Provided records:
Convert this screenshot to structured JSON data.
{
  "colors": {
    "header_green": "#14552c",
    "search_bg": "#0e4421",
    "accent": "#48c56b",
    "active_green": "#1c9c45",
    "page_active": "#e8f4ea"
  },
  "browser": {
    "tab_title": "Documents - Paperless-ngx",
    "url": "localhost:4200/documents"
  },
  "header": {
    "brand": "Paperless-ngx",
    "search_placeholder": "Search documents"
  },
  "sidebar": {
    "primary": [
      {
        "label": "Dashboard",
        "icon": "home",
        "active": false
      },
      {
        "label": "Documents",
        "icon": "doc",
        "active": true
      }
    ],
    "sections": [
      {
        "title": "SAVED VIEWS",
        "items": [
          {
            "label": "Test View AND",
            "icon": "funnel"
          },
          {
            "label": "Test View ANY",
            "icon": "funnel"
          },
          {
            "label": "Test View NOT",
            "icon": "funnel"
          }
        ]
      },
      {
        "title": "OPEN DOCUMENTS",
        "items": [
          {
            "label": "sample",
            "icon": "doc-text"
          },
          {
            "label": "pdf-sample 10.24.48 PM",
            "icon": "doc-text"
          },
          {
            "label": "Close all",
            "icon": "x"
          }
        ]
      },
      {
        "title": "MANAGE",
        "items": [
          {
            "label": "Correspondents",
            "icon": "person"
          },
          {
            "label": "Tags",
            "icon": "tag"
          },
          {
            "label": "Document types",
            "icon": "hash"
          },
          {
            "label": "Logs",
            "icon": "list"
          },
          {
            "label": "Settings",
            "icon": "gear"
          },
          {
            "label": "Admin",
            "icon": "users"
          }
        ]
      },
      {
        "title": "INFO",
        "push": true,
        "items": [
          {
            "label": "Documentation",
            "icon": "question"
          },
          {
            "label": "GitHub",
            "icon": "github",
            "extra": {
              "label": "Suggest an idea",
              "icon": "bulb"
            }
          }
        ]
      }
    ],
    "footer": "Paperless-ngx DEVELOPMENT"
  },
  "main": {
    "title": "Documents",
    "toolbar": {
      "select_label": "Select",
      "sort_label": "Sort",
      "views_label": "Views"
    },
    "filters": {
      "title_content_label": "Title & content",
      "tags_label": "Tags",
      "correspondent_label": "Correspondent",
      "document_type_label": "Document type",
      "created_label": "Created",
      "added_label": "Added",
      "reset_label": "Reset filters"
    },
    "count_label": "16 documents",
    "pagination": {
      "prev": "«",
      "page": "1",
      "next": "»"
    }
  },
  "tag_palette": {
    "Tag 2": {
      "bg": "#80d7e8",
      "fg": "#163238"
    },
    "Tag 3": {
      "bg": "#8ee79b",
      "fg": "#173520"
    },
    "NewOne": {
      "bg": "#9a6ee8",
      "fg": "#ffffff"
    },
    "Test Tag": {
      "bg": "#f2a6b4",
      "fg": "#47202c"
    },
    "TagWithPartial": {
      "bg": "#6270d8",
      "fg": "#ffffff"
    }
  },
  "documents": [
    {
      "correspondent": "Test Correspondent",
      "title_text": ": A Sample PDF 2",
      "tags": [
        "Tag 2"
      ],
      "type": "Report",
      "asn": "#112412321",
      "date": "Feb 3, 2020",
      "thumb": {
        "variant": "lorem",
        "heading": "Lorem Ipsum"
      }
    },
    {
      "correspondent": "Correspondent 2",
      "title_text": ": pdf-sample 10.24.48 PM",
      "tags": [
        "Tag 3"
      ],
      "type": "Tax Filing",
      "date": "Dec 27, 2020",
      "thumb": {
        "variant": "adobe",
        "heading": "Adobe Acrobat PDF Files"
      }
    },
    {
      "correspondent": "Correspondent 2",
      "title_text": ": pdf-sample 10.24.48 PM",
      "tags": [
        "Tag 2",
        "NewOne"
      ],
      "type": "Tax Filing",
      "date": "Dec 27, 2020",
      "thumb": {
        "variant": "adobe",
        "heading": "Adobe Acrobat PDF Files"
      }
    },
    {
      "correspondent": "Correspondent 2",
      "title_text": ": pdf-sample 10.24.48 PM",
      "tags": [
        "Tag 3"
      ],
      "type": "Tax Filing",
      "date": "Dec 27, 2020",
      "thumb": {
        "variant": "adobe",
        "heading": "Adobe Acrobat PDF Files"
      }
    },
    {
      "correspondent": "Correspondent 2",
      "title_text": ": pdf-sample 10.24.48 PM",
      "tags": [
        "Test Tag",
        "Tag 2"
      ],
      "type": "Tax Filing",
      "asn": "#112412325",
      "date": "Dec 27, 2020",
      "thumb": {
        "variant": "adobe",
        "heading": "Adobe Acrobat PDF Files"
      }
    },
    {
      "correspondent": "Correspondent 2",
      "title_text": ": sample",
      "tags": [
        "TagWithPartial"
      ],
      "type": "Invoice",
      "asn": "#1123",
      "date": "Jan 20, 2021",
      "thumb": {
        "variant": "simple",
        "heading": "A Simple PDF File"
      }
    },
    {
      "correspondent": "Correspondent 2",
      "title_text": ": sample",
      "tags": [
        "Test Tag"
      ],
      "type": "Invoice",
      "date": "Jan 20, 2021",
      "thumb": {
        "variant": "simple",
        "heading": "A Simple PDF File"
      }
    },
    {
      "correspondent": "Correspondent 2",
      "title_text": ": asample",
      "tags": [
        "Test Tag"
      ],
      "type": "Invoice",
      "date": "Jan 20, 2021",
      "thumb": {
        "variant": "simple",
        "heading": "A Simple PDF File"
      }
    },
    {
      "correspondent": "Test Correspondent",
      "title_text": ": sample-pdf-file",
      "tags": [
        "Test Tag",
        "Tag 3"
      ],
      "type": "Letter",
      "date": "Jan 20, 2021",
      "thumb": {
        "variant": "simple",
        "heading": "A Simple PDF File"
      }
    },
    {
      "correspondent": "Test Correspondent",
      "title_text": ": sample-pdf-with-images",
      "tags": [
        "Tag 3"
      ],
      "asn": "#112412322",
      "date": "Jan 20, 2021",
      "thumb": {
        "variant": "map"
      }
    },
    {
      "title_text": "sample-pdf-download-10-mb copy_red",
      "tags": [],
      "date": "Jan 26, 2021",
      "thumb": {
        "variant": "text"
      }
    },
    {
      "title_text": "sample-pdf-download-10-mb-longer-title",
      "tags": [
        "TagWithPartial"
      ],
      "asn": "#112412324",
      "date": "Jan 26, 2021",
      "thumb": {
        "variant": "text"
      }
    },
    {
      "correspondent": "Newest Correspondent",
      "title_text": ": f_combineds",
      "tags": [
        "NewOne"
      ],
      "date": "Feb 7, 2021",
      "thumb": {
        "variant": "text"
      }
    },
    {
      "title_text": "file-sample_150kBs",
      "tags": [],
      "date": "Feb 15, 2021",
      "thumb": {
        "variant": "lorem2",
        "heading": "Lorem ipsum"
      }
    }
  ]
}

What you are asked to do:
Return every entry exactly as given.

Task response:
Convert this screenshot to structured JSON data.
{
  "colors": {
    "header_green": "#14552c",
    "search_bg": "#0e4421",
    "accent": "#48c56b",
    "active_green": "#1c9c45",
    "page_active": "#e8f4ea"
  },
  "browser": {
    "tab_title": "Documents - Paperless-ngx",
    "url": "localhost:4200/documents"
  },
  "header": {
    "brand": "Paperless-ngx",
    "search_placeholder": "Search documents"
  },
  "sidebar": {
    "primary": [
      {
        "label": "Dashboard",
        "icon": "home",
        "active": false
      },
      {
        "label": "Documents",
        "icon": "doc",
        "active": true
      }
    ],
    "sections": [
      {
        "title": "SAVED VIEWS",
        "items": [
          {
            "label": "Test View AND",
            "icon": "funnel"
          },
          {
            "label": "Test View ANY",
            "icon": "funnel"
          },
          {
            "label": "Test View NOT",
            "icon": "funnel"
          }
        ]
      },
      {
        "title": "OPEN DOCUMENTS",
        "items": [
          {
            "label": "sample",
            "icon": "doc-text"
          },
          {
            "label": "pdf-sample 10.24.48 PM",
            "icon": "doc-text"
          },
          {
            "label": "Close all",
            "icon": "x"
          }
        ]
      },
      {
        "title": "MANAGE",
        "items": [
          {
            "label": "Correspondents",
            "icon": "person"
          },
          {
            "label": "Tags",
            "icon": "tag"
          },
          {
            "label": "Document types",
            "icon": "hash"
          },
          {
            "label": "Logs",
            "icon": "list"
          },
          {
            "label": "Settings",
            "icon": "gear"
          },
          {
            "label": "Admin",
            "icon": "users"
          }
        ]
      },
      {
        "title": "INFO",
        "push": true,
        "items": [
          {
            "label": "Documentation",
            "icon": "question"
          },
          {
            "label": "GitHub",
            "icon": "github",
            "extra": {
              "label": "Suggest an idea",
              "icon": "bulb"
            }
          }
        ]
      }
    ],
    "footer": "Paperless-ngx DEVELOPMENT"
  },
  "main": {
    "title": "Documents",
    "toolbar": {
      "select_label": "Select",
      "sort_label": "Sort",
      "views_label": "Views"
    },
    "filters": {
      "title_content_label": "Title & content",
      "tags_label": "Tags",
      "correspondent_label": "Correspondent",
      "document_type_label": "Document type",
      "created_label": "Created",
      "added_label": "Added",
      "reset_label": "Reset filters"
    },
    "count_label": "16 documents",
    "pagination": {
      "prev": "«",
      "page": "1",
      "next": "»"
    }
  },
  "tag_palette": {
    "Tag 2": {
      "bg": "#80d7e8",
      "fg": "#163238"
    },
    "Tag 3": {
      "bg": "#8ee79b",
      "fg": "#173520"
    },
    "NewOne": {
      "bg": "#9a6ee8",
      "fg": "#ffffff"
    },
    "Test Tag": {
      "bg": "#f2a6b4",
      "fg": "#47202c"
    },
    "TagWithPartial": {
      "bg": "#6270d8",
      "fg": "#ffffff"
    }
  },
  "documents": [
    {
      "correspondent": "Test Correspondent",
      "title_text": ": A Sample PDF 2",
      "tags": [
        "Tag 2"
      ],
      "type": "Report",
      "asn": "#112412321",
      "date": "Feb 3, 2020",
      "thumb": {
        "variant": "lorem",
        "heading": "Lorem Ipsum"
      }
    },
    {
      "correspondent": "Correspondent 2",
      "title_text": ": pdf-sample 10.24.48 PM",
      "tags": [
        "Tag 3"
      ],
      "type": "Tax Filing",
      "date": "Dec 27, 2020",
      "thumb": {
        "variant": "adobe",
        "heading": "Adobe Acrobat PDF Files"
      }
    },
    {
      "correspondent": "Correspondent 2",
      "title_text": ": pdf-sample 10.24.48 PM",
      "tags": [
        "Tag 2",
        "NewOne"
      ],
      "type": "Tax Filing",
      "date": "Dec 27, 2020",
      "thumb": {
        "variant": "adobe",
        "heading": "Adobe Acrobat PDF Files"
      }
    },
    {
      "correspondent": "Correspondent 2",
      "title_text": ": pdf-sample 10.24.48 PM",
      "tags": [
        "Tag 3"
      ],
      "type": "Tax Filing",
      "date": "Dec 27, 2020",
      "thumb": {
        "variant": "adobe",
        "heading": "Adobe Acrobat PDF Files"
      }
    },
    {
      "correspondent": "Correspondent 2",
      "title_text": ": pdf-sample 10.24.48 PM",
      "tags": [
        "Test Tag",
        "Tag 2"
      ],
      "type": "Tax Filing",
      "asn": "#112412325",
      "date": "Dec 27, 2020",
      "thumb": {
        "variant": "adobe",
        "heading": "Adobe Acrobat PDF Files"
      }
    },
    {
      "correspondent": "Correspondent 2",
      "title_text": ": sample",
      "tags": [
        "TagWithPartial"
      ],
      "type": "Invoice",
      "asn": "#1123",
      "date": "Jan 20, 2021",
      "thumb": {
        "variant": "simple",
        "heading": "A Simple PDF File"
      }
    },
    {
      "correspondent": "Correspondent 2",
      "title_text": ": sample",
      "tags": [
        "Test Tag"
      ],
      "type": "Invoice",
      "date": "Jan 20, 2021",
      "thumb": {
        "variant": "simple",
        "heading": "A Simple PDF File"
      }
    },
    {
      "correspondent": "Correspondent 2",
      "title_text": ": asample",
      "tags": [
        "Test Tag"
      ],
      "type": "Invoice",
      "date": "Jan 20, 2021",
      "thumb": {
        "variant": "simple",
        "heading": "A Simple PDF File"
      }
    },
    {
      "correspondent": "Test Correspondent",
      "title_text": ": sample-pdf-file",
      "tags": [
        "Test Tag",
        "Tag 3"
      ],
      "type": "Letter",
      "date": "Jan 20, 2021",
      "thumb": {
        "variant": "simple",
        "heading": "A Simple PDF File"
      }
    },
    {
      "correspondent": "Test Correspondent",
      "title_text": ": sample-pdf-with-images",
      "tags": [
        "Tag 3"
      ],
      "asn": "#112412322",
      "date": "Jan 20, 2021",
      "thumb": {
        "variant": "map"
      }
    },
    {
      "title_text": "sample-pdf-download-10-mb copy_red",
      "tags": [],
      "date": "Jan 26, 2021",
      "thumb": {
        "variant": "text"
      }
    },
    {
      "title_text": "sample-pdf-download-10-mb-longer-title",
      "tags": [
        "TagWithPartial"
      ],
      "asn": "#112412324",
      "date": "Jan 26, 2021",
      "thumb": {
        "variant": "text"
      }
    },
    {
      "correspondent": "Newest Correspondent",
      "title_text": ": f_combineds",
      "tags": [
        "NewOne"
      ],
      "date": "Feb 7, 2021",
      "thumb": {
        "variant": "text"
      }
    },
    {
      "title_text": "file-sample_150kBs",
      "tags": [],
      "date": "Feb 15, 2021",
      "thumb": {
        "variant": "lorem2",
        "heading": "Lorem ipsum"
      }
    }
  ]
}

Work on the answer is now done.